(A block of data)

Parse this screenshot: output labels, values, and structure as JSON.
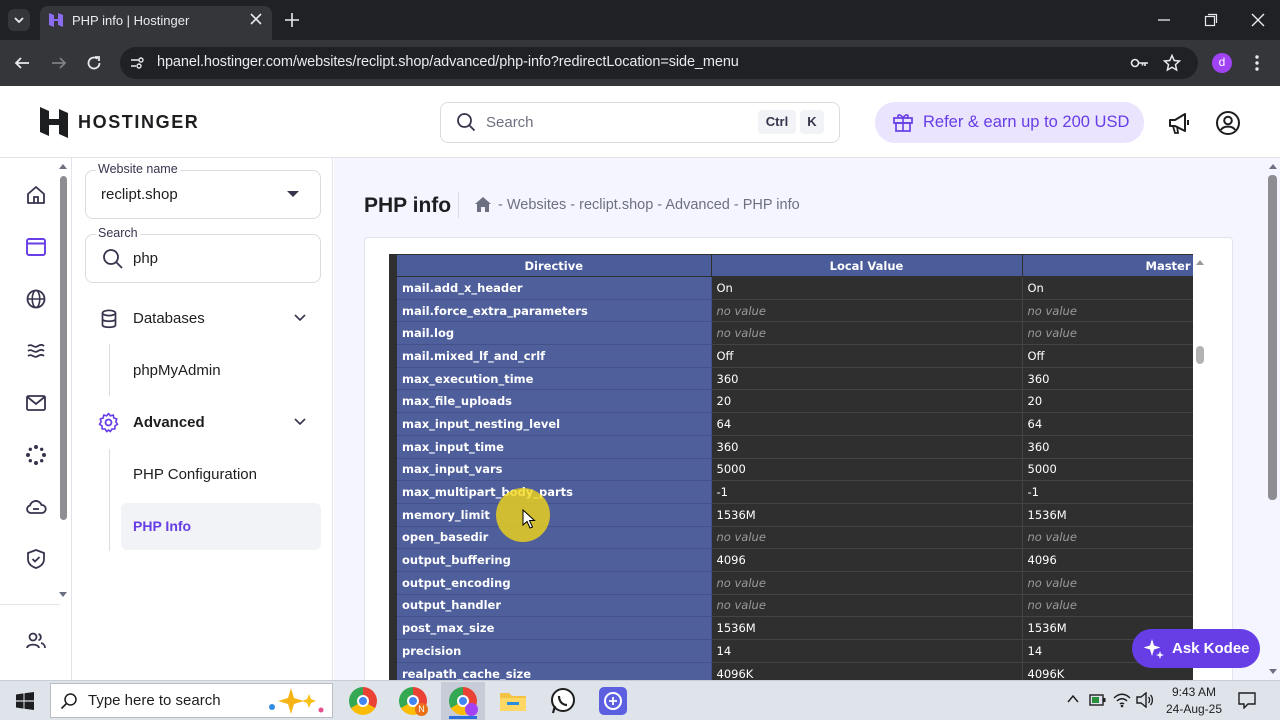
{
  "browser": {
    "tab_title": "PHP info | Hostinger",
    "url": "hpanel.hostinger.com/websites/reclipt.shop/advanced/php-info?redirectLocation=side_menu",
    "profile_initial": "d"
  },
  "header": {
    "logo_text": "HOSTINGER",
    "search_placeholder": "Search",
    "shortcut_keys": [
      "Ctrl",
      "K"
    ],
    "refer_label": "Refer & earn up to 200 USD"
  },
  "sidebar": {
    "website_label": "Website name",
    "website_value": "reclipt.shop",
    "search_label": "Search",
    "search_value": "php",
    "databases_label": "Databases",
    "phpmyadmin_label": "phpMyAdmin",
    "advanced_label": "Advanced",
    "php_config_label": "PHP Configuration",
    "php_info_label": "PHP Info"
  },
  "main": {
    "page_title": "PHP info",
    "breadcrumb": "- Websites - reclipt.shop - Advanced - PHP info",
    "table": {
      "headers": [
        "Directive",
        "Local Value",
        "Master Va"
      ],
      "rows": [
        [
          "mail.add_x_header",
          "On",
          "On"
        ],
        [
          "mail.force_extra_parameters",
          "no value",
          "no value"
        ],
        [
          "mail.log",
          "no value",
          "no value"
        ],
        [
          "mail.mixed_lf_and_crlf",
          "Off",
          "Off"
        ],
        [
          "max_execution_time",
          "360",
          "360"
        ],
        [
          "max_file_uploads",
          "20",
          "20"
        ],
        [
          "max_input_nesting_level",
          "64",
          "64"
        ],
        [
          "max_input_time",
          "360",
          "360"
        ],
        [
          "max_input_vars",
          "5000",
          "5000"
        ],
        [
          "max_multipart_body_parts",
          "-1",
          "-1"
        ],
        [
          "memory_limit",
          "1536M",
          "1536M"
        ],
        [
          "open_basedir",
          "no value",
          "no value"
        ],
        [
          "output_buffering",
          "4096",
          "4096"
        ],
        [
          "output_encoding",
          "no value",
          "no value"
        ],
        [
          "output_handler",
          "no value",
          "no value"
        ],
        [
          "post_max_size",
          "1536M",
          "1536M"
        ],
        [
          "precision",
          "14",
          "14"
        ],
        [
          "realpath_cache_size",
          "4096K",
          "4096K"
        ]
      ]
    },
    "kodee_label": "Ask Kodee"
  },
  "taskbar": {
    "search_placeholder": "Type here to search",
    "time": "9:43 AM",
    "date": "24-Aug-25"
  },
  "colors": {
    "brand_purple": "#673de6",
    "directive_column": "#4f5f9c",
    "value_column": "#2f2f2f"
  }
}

--

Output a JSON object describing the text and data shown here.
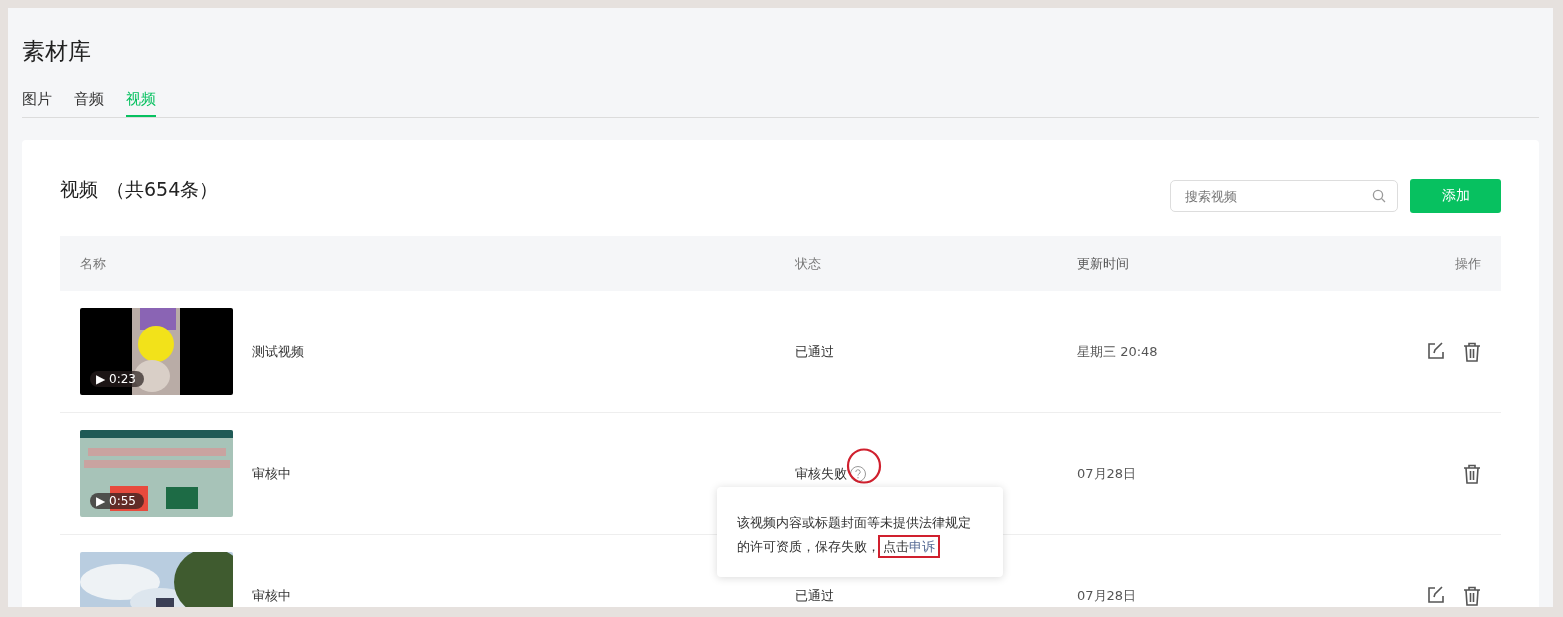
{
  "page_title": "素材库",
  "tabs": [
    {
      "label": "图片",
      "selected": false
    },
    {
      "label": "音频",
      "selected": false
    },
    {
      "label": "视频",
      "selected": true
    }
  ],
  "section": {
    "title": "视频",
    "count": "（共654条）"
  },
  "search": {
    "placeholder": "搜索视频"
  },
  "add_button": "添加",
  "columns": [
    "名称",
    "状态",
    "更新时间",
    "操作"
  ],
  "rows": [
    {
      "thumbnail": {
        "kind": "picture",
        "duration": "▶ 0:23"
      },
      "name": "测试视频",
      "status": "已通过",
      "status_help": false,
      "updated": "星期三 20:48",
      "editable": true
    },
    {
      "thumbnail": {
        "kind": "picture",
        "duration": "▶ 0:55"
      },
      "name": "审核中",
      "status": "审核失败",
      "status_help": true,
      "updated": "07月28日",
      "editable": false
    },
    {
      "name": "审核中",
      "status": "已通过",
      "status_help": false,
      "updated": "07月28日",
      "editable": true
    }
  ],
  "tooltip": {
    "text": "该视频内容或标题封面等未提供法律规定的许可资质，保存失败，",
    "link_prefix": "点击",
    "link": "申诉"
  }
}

== Task goal ==
List every line in the records above that contains the word "name".

== Completed task ==
    "website_label": "Website name",
      "name": "测试视频",
      "name": "审核中",
      "name": "审核中",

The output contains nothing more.